───── PAGE EXTRACT ─────

An ink jet printer comprising:
- ink jet printing head means having a plurality of ink nozzles (141-144) each ejecting ink toward a writing surface,
characterized by

- means (11-13) for storing a plurality of predetermined density-pulse width characteristic curves each
- representing a relation between a desired recording density and a therefore required pulse width of an ink ejecting signal to be applied to a respective one of said plurality of ink nozzles (141-144); and

- control means (1) for selecting one of said plurality of predetermined density-pulse width characteristic curves in correspondence with said respective one of said plurality of ink nozzles (141-144) and generating said ink ejecting signal in accordance with said selected density-pulse width characteristic curve, whereby for each of said plurality of ink nozzles (141-144) one of said plurality of predetermined density-pulse width characteristic curves is selected.
An ink jet printer according to claim 1, characterized in that said ink jet printing head means is a signal head and said plurality of ink nozzles (141-144) are integrally arranged in a row.
An ink jet printer according to claim 1, characterized in that said ink jet printing head means comprises a plurality of ink jet printing heads (140) each having one of said plurality of ink nozzles (141-144).

─────

:: TASK GOAL ::
Rewrite the ink jet printer claims from the words that begin "- control means" through "curves is selected.", replacing "control means" with "controller".

───── LISTED RECORDS ─────

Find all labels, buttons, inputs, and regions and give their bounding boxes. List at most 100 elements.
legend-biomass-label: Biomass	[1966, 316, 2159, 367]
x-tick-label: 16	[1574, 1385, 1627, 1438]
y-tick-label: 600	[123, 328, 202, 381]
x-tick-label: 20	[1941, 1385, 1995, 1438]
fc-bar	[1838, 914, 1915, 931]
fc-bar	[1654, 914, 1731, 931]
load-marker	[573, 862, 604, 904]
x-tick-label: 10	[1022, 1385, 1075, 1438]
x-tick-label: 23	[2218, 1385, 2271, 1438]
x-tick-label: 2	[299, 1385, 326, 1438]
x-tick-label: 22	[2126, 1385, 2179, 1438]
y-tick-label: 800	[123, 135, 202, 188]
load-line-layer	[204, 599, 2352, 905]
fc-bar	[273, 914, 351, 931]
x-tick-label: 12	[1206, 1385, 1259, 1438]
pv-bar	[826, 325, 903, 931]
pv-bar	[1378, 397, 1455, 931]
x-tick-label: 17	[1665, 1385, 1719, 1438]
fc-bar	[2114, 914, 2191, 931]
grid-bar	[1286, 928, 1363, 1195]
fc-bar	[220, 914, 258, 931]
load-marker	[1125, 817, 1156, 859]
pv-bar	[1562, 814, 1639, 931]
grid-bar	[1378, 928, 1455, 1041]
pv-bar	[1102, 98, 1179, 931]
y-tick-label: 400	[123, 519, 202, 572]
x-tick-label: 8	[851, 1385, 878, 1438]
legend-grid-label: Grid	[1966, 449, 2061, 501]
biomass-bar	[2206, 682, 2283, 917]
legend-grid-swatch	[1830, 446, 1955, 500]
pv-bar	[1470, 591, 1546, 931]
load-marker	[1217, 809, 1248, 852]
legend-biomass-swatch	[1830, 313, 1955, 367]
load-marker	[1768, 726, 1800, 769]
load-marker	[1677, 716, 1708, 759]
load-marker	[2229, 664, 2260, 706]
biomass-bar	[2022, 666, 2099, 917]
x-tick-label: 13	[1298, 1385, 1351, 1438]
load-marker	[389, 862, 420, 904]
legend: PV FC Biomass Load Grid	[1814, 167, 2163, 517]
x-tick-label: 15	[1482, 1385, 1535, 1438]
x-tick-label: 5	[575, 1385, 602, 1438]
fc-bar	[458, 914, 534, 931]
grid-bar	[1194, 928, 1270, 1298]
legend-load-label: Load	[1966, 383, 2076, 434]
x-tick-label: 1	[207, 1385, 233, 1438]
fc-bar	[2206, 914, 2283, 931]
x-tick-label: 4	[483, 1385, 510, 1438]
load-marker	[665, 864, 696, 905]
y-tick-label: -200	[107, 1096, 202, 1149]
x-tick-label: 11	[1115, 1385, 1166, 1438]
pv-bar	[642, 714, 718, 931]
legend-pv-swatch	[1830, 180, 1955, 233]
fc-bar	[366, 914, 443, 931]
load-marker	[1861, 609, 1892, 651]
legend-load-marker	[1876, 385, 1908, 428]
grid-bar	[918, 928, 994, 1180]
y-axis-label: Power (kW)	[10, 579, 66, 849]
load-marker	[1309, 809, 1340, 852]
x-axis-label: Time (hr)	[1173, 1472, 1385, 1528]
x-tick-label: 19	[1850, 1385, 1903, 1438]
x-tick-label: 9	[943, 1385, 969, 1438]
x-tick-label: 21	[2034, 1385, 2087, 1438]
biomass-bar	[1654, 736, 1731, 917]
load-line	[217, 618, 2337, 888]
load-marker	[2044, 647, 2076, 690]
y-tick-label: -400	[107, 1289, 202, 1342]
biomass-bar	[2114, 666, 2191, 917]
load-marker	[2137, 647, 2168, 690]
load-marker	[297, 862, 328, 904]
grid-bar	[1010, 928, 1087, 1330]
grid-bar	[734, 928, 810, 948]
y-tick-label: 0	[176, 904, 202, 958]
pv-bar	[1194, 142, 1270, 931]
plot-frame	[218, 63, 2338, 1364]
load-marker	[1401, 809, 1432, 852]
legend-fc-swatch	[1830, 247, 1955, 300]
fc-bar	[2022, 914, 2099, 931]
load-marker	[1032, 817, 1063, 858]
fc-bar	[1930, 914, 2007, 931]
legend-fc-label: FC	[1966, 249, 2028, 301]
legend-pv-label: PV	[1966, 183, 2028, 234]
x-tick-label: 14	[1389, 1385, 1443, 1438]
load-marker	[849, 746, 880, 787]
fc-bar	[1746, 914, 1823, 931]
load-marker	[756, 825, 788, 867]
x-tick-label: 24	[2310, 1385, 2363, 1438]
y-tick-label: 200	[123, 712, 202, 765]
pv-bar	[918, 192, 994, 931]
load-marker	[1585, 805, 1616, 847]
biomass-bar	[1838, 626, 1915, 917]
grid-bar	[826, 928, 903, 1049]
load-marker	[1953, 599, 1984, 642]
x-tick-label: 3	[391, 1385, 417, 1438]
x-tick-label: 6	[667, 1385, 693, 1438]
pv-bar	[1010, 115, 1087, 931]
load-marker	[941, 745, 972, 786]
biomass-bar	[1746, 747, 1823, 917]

─────

:: EXPECTED ANSWER ::
- controller (1) for selecting one of said plurality of predetermined density-pulse width characteristic curves in correspondence with said respective one of said plurality of ink nozzles (141-144) and generating said ink ejecting signal in accordance with said selected density-pulse width characteristic curve, whereby for each of said plurality of ink nozzles (141-144) one of said plurality of predetermined density-pulse width characteristic curves is selected.